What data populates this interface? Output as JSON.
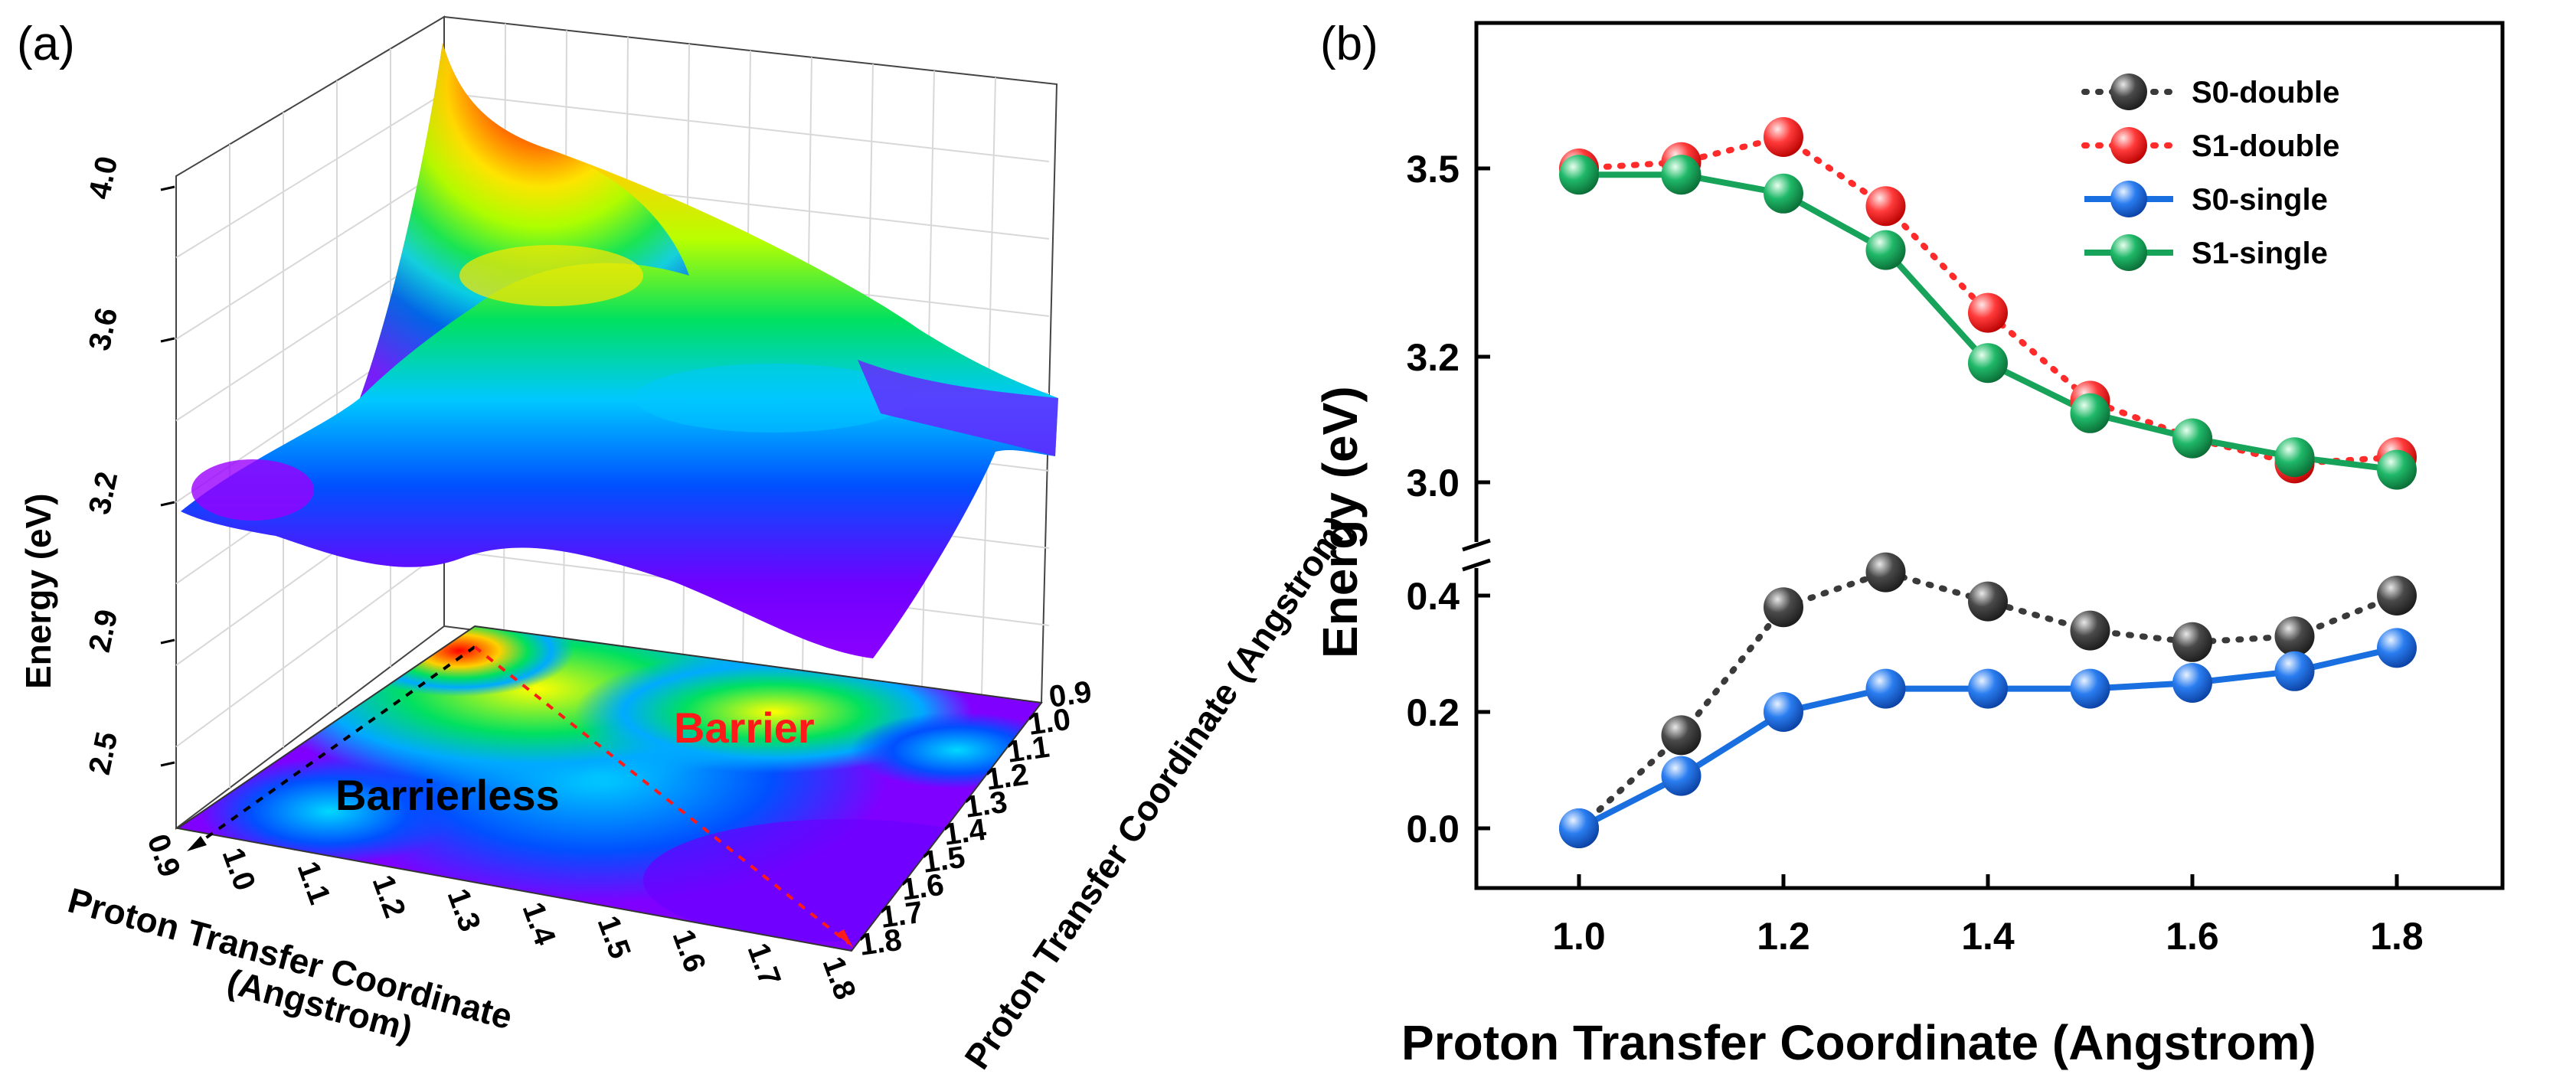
{
  "panel_a": {
    "letter": "(a)",
    "annotations": {
      "barrier": "Barrier",
      "barrierless": "Barrierless"
    },
    "colors": {
      "barrier": "#ff1a1a",
      "barrierless": "#000000"
    }
  },
  "panel_b": {
    "letter": "(b)"
  },
  "chart_data": [
    {
      "type": "surface3d",
      "zlabel": "Energy (eV)",
      "xlabel_line1": "Proton Transfer Coordinate",
      "xlabel_line2": "(Angstrom)",
      "ylabel": "Proton Transfer Coordinate (Angstrom)",
      "z_ticks": [
        "2.5",
        "2.9",
        "3.2",
        "3.6",
        "4.0"
      ],
      "x_ticks": [
        "0.9",
        "1.0",
        "1.1",
        "1.2",
        "1.3",
        "1.4",
        "1.5",
        "1.6",
        "1.7",
        "1.8"
      ],
      "y_ticks": [
        "0.9",
        "1.0",
        "1.1",
        "1.2",
        "1.3",
        "1.4",
        "1.5",
        "1.6",
        "1.7",
        "1.8"
      ],
      "colormap": [
        "#8a00ff",
        "#0050ff",
        "#00c8ff",
        "#00e060",
        "#b4ff00",
        "#ffff00",
        "#ff9600",
        "#ff0000"
      ]
    },
    {
      "type": "line",
      "xlabel": "Proton Transfer Coordinate (Angstrom)",
      "ylabel": "Energy (eV)",
      "x": [
        1.0,
        1.1,
        1.2,
        1.3,
        1.4,
        1.5,
        1.6,
        1.7,
        1.8
      ],
      "x_ticks": [
        "1.0",
        "1.2",
        "1.4",
        "1.6",
        "1.8"
      ],
      "y_ticks_upper": [
        "3.0",
        "3.2",
        "3.5"
      ],
      "y_ticks_lower": [
        "0.0",
        "0.2",
        "0.4"
      ],
      "axis_break": true,
      "legend_position": "top-right",
      "series": [
        {
          "name": "S0-double",
          "color": "#3a3a3a",
          "line": "dotted",
          "values": [
            0.0,
            0.16,
            0.38,
            0.44,
            0.39,
            0.34,
            0.32,
            0.33,
            0.4
          ]
        },
        {
          "name": "S1-double",
          "color": "#ff2a2a",
          "line": "dotted",
          "values": [
            3.5,
            3.51,
            3.55,
            3.44,
            3.27,
            3.13,
            3.07,
            3.03,
            3.04
          ]
        },
        {
          "name": "S0-single",
          "color": "#1a6fe0",
          "line": "solid",
          "values": [
            0.0,
            0.09,
            0.2,
            0.24,
            0.24,
            0.24,
            0.25,
            0.27,
            0.31
          ]
        },
        {
          "name": "S1-single",
          "color": "#17a35a",
          "line": "solid",
          "values": [
            3.49,
            3.49,
            3.46,
            3.37,
            3.19,
            3.11,
            3.07,
            3.04,
            3.02
          ]
        }
      ]
    }
  ]
}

- Directions:
Determine how many lines contain the word "name" and reply with that number alone.

- Answer to the task:
4